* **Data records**
■ ■ ■ ■

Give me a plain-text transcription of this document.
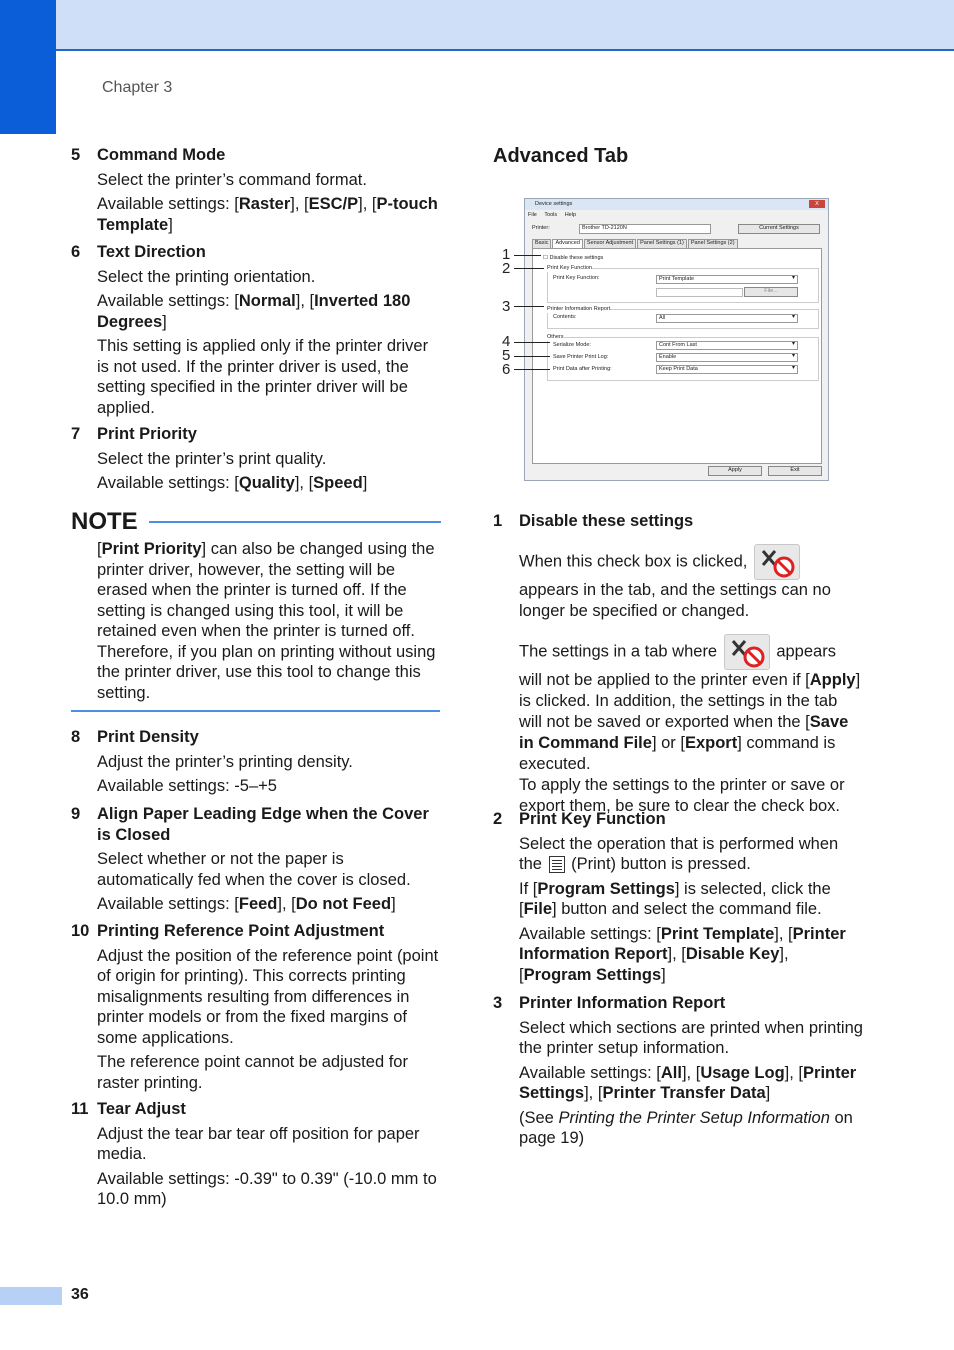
Chapter 3
5 Command Mode

Select the printer’s command format.

Available settings: [Raster], [ESC/P], [P-touch Template]

6 Text Direction

Select the printing orientation.

Available settings: [Normal], [Inverted 180 Degrees]

This setting is applied only if the printer driver is not used. If the printer driver is used, the setting specified in the printer driver will be applied.

7 Print Priority

Select the printer’s print quality.

Available settings: [Quality], [Speed]

NOTE
[Print Priority] can also be changed using the printer driver, however, the setting will be erased when the printer is turned off. If the setting is changed using this tool, it will be retained even when the printer is turned off. Therefore, if you plan on printing without using the printer driver, use this tool to change this setting.
8 Print Density

Adjust the printer’s printing density.

Available settings: -5–+5

9 Align Paper Leading Edge when the Cover is Closed

Select whether or not the paper is automatically fed when the cover is closed.

Available settings: [Feed], [Do not Feed]

10 Printing Reference Point Adjustment

Adjust the position of the reference point (point of origin for printing). This corrects printing misalignments resulting from differences in printer models or from the fixed margins of some applications.

The reference point cannot be adjusted for raster printing.

11 Tear Adjust

Adjust the tear bar tear off position for paper media.

Available settings: -0.39" to 0.39" (-10.0 mm to 10.0 mm)

Advanced Tab
Device settings	X
File Tools Help
Printer:	Brother TD-2120N	Current Settings
Basic Advanced Sensor Adjustment Panel Settings (1) Panel Settings (2)
☐ Disable these settings
Print Key Function
Print Key Function:	Print Template
▾
File...
Printer Information Report
Contents:	All
▾
Others
Serialize Mode:	Cont From Last
▾
Save Printer Print Log:	Enable
▾
Print Data after Printing:	Keep Print Data
▾
Apply	Exit
1
2
3
4
5
6
1 Disable these settings

When this check box is clicked,  appears in the tab, and the settings can no longer be specified or changed.

The settings in a tab where	appears will not be applied to the printer even if [Apply] is clicked. In addition, the settings in the tab will not be saved or exported when the [Save in Command File] or [Export] command is executed.
To apply the settings to the printer or save or export them, be sure to clear the check box.

2 Print Key Function

Select the operation that is performed when the (Print) button is pressed.

If [Program Settings] is selected, click the [File] button and select the command file.

Available settings: [Print Template], [Printer Information Report], [Disable Key], [Program Settings]

3 Printer Information Report

Select which sections are printed when printing the printer setup information.

Available settings: [All], [Usage Log], [Printer Settings], [Printer Transfer Data]

(See Printing the Printer Setup Information on page 19)

36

■ ■ ■ ■

* **What is required**
Only a number is wanted: how many lines of the material above hold "File"?

* **Written reply**
4